DATASET EXCERPTS:
● ● ● ● ● ● ●
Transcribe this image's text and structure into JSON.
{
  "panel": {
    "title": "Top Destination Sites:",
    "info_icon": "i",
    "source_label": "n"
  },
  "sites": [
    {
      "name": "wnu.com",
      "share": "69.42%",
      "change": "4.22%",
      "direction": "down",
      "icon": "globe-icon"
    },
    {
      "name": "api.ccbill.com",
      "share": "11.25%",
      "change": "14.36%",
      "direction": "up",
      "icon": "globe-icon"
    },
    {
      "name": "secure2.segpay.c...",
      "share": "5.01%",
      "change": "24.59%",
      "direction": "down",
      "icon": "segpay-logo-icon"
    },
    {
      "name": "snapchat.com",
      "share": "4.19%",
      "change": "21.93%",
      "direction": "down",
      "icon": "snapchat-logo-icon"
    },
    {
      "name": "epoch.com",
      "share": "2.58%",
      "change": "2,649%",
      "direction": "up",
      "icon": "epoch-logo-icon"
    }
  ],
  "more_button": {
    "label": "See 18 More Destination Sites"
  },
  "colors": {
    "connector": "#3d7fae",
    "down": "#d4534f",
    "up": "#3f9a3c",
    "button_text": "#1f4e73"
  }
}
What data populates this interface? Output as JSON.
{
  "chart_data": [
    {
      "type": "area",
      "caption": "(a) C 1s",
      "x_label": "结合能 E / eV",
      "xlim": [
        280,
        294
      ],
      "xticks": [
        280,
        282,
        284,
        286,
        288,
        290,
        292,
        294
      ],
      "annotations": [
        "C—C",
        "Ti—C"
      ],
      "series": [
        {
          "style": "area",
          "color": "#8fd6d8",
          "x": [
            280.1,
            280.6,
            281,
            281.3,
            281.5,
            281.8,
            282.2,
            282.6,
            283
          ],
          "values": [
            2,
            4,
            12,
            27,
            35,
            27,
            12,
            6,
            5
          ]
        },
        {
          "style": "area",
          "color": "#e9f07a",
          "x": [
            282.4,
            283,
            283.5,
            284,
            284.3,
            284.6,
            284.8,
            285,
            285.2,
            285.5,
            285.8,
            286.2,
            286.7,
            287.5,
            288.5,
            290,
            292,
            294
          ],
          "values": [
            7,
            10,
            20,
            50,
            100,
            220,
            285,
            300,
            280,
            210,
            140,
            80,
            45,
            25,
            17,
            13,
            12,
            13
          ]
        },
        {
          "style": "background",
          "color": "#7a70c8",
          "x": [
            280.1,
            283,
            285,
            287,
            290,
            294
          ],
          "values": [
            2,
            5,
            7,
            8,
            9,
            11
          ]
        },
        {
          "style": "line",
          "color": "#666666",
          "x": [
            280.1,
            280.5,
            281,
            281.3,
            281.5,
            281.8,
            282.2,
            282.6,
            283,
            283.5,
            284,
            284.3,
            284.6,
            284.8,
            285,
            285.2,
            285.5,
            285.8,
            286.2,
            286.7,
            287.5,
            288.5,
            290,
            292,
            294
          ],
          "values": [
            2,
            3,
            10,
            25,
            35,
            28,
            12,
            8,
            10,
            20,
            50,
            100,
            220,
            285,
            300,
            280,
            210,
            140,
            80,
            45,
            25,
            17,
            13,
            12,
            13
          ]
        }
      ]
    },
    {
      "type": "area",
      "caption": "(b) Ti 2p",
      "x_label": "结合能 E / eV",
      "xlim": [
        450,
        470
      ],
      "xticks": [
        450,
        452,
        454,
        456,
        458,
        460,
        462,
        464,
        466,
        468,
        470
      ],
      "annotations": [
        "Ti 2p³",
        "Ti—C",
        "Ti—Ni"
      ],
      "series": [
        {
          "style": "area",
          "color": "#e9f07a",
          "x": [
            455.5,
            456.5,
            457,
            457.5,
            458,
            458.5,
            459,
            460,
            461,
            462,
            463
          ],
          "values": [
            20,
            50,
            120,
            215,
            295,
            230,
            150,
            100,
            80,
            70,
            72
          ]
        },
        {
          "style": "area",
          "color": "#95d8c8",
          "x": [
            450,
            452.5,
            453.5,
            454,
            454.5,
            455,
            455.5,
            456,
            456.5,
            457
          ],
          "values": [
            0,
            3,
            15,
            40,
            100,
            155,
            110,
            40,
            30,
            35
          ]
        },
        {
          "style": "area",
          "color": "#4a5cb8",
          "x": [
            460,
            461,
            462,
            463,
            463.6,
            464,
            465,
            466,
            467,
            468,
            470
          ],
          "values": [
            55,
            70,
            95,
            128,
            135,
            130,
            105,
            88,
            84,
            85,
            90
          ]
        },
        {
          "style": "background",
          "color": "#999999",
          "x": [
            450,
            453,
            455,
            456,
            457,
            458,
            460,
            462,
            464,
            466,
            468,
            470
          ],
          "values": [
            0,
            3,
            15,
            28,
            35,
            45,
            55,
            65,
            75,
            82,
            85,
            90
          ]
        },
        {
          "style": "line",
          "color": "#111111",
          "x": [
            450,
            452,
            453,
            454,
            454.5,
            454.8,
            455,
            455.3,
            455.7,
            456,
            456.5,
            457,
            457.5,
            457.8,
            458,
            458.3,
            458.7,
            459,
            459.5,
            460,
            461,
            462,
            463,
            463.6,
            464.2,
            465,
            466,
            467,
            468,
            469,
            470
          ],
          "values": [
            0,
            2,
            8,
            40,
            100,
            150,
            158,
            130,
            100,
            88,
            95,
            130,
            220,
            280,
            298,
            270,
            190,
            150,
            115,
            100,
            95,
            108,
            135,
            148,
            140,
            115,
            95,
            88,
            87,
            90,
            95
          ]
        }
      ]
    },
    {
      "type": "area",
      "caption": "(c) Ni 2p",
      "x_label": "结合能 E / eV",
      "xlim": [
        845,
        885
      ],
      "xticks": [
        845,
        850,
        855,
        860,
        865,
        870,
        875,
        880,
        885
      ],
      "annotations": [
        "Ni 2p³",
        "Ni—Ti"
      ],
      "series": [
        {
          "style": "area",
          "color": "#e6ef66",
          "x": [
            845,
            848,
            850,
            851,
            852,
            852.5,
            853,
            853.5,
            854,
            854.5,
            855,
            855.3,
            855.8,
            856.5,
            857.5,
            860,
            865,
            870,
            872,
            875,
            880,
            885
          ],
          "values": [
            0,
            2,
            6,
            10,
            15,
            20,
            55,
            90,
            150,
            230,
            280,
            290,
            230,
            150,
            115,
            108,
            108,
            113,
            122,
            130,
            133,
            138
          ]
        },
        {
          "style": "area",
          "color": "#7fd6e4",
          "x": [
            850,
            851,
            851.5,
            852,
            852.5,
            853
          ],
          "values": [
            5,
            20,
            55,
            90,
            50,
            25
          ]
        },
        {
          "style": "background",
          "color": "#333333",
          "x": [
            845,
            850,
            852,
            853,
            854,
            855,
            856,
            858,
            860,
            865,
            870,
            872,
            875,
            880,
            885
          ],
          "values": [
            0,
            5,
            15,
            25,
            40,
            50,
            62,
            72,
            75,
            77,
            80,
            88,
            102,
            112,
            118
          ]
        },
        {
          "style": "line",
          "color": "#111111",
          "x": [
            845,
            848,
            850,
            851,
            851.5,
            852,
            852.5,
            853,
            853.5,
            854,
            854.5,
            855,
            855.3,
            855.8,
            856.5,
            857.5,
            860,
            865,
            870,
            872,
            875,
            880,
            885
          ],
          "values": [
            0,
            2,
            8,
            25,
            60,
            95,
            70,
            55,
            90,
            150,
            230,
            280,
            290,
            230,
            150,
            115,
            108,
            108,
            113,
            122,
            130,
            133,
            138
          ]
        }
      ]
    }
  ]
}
● ● ● ● ● ● ●
SHORT EXERCISE: Extract every line above that contains the word "change".

OUTPUT OF THE TASK:
      "change": "4.22%",
      "change": "14.36%",
      "change": "24.59%",
      "change": "21.93%",
      "change": "2,649%",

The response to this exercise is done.